## The task
In the items below, swap each "Home" for "Start". Reproduce the lines with nothing else altered.

(Box annotation data)

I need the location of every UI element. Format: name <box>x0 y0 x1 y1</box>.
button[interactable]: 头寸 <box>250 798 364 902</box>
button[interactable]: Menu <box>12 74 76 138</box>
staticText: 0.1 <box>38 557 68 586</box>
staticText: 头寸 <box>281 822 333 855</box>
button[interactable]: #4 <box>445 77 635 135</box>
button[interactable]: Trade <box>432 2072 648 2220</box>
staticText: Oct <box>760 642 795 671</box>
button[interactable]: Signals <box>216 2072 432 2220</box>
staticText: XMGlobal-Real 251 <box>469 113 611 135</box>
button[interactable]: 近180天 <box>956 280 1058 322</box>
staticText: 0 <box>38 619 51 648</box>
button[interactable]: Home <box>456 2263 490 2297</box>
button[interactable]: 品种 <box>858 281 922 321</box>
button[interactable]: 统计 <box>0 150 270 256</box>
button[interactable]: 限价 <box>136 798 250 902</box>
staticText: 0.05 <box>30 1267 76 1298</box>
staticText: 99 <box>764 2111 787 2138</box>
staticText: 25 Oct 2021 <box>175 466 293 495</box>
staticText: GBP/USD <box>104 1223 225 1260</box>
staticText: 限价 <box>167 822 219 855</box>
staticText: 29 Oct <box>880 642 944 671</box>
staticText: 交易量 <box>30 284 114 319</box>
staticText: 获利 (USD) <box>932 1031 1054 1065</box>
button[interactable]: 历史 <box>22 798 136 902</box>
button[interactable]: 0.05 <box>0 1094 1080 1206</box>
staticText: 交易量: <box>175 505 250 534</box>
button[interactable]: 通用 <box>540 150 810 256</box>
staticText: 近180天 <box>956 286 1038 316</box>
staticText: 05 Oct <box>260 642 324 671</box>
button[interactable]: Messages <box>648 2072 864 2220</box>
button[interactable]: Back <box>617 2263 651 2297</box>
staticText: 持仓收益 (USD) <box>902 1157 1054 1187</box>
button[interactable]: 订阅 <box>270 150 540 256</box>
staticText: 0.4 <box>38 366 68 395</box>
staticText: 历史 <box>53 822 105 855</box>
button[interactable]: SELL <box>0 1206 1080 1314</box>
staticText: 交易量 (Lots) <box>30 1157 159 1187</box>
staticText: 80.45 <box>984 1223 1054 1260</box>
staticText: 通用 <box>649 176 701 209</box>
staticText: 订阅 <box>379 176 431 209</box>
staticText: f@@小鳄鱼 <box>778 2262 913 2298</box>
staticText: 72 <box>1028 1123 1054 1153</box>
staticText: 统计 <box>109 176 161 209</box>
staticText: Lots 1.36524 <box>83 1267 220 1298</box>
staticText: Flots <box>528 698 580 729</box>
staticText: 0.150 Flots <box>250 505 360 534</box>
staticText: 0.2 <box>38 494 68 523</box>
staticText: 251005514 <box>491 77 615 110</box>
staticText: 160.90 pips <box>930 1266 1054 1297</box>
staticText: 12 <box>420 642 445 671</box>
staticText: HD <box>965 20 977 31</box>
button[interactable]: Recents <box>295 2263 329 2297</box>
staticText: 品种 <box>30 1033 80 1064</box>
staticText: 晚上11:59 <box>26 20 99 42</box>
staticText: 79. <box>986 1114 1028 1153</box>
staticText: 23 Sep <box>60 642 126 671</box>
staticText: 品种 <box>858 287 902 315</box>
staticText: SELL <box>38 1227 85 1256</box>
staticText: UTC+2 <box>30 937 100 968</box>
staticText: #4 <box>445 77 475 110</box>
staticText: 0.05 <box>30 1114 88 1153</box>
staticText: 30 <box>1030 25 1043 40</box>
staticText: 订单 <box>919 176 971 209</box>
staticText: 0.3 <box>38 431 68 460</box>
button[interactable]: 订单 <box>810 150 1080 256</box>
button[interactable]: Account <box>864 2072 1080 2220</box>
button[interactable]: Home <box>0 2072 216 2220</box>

## Answer to this task
I need the location of every UI element. Format: name <box>x0 y0 x1 y1</box>.
button[interactable]: 头寸 <box>250 798 364 902</box>
button[interactable]: Menu <box>12 74 76 138</box>
staticText: 0.1 <box>38 557 68 586</box>
staticText: 头寸 <box>281 822 333 855</box>
button[interactable]: #4 <box>445 77 635 135</box>
button[interactable]: Trade <box>432 2072 648 2220</box>
staticText: Oct <box>760 642 795 671</box>
button[interactable]: Signals <box>216 2072 432 2220</box>
staticText: XMGlobal-Real 251 <box>469 113 611 135</box>
button[interactable]: 近180天 <box>956 280 1058 322</box>
staticText: 0 <box>38 619 51 648</box>
button[interactable]: Start <box>456 2263 490 2297</box>
button[interactable]: 品种 <box>858 281 922 321</box>
button[interactable]: 统计 <box>0 150 270 256</box>
button[interactable]: 限价 <box>136 798 250 902</box>
staticText: 0.05 <box>30 1267 76 1298</box>
staticText: 99 <box>764 2111 787 2138</box>
staticText: 25 Oct 2021 <box>175 466 293 495</box>
staticText: GBP/USD <box>104 1223 225 1260</box>
staticText: 限价 <box>167 822 219 855</box>
staticText: 29 Oct <box>880 642 944 671</box>
staticText: 交易量 <box>30 284 114 319</box>
staticText: 获利 (USD) <box>932 1031 1054 1065</box>
button[interactable]: 历史 <box>22 798 136 902</box>
button[interactable]: 0.05 <box>0 1094 1080 1206</box>
staticText: 交易量: <box>175 505 250 534</box>
button[interactable]: 通用 <box>540 150 810 256</box>
staticText: 近180天 <box>956 286 1038 316</box>
staticText: 05 Oct <box>260 642 324 671</box>
button[interactable]: Messages <box>648 2072 864 2220</box>
button[interactable]: Back <box>617 2263 651 2297</box>
staticText: 持仓收益 (USD) <box>902 1157 1054 1187</box>
button[interactable]: 订阅 <box>270 150 540 256</box>
staticText: 0.4 <box>38 366 68 395</box>
staticText: 历史 <box>53 822 105 855</box>
button[interactable]: SELL <box>0 1206 1080 1314</box>
staticText: 交易量 (Lots) <box>30 1157 159 1187</box>
staticText: 80.45 <box>984 1223 1054 1260</box>
staticText: 通用 <box>649 176 701 209</box>
staticText: 订阅 <box>379 176 431 209</box>
staticText: f@@小鳄鱼 <box>778 2262 913 2298</box>
staticText: 72 <box>1028 1123 1054 1153</box>
staticText: 统计 <box>109 176 161 209</box>
staticText: Lots 1.36524 <box>83 1267 220 1298</box>
staticText: Flots <box>528 698 580 729</box>
staticText: 0.150 Flots <box>250 505 360 534</box>
staticText: 0.2 <box>38 494 68 523</box>
staticText: 251005514 <box>491 77 615 110</box>
staticText: 160.90 pips <box>930 1266 1054 1297</box>
staticText: 12 <box>420 642 445 671</box>
staticText: HD <box>965 20 977 31</box>
button[interactable]: Recents <box>295 2263 329 2297</box>
staticText: 品种 <box>30 1033 80 1064</box>
staticText: 晚上11:59 <box>26 20 99 42</box>
staticText: 79. <box>986 1114 1028 1153</box>
staticText: 23 Sep <box>60 642 126 671</box>
staticText: 品种 <box>858 287 902 315</box>
staticText: SELL <box>38 1227 85 1256</box>
staticText: UTC+2 <box>30 937 100 968</box>
staticText: #4 <box>445 77 475 110</box>
staticText: 0.05 <box>30 1114 88 1153</box>
staticText: 30 <box>1030 25 1043 40</box>
staticText: 订单 <box>919 176 971 209</box>
staticText: 0.3 <box>38 431 68 460</box>
button[interactable]: 订单 <box>810 150 1080 256</box>
button[interactable]: Account <box>864 2072 1080 2220</box>
button[interactable]: Start <box>0 2072 216 2220</box>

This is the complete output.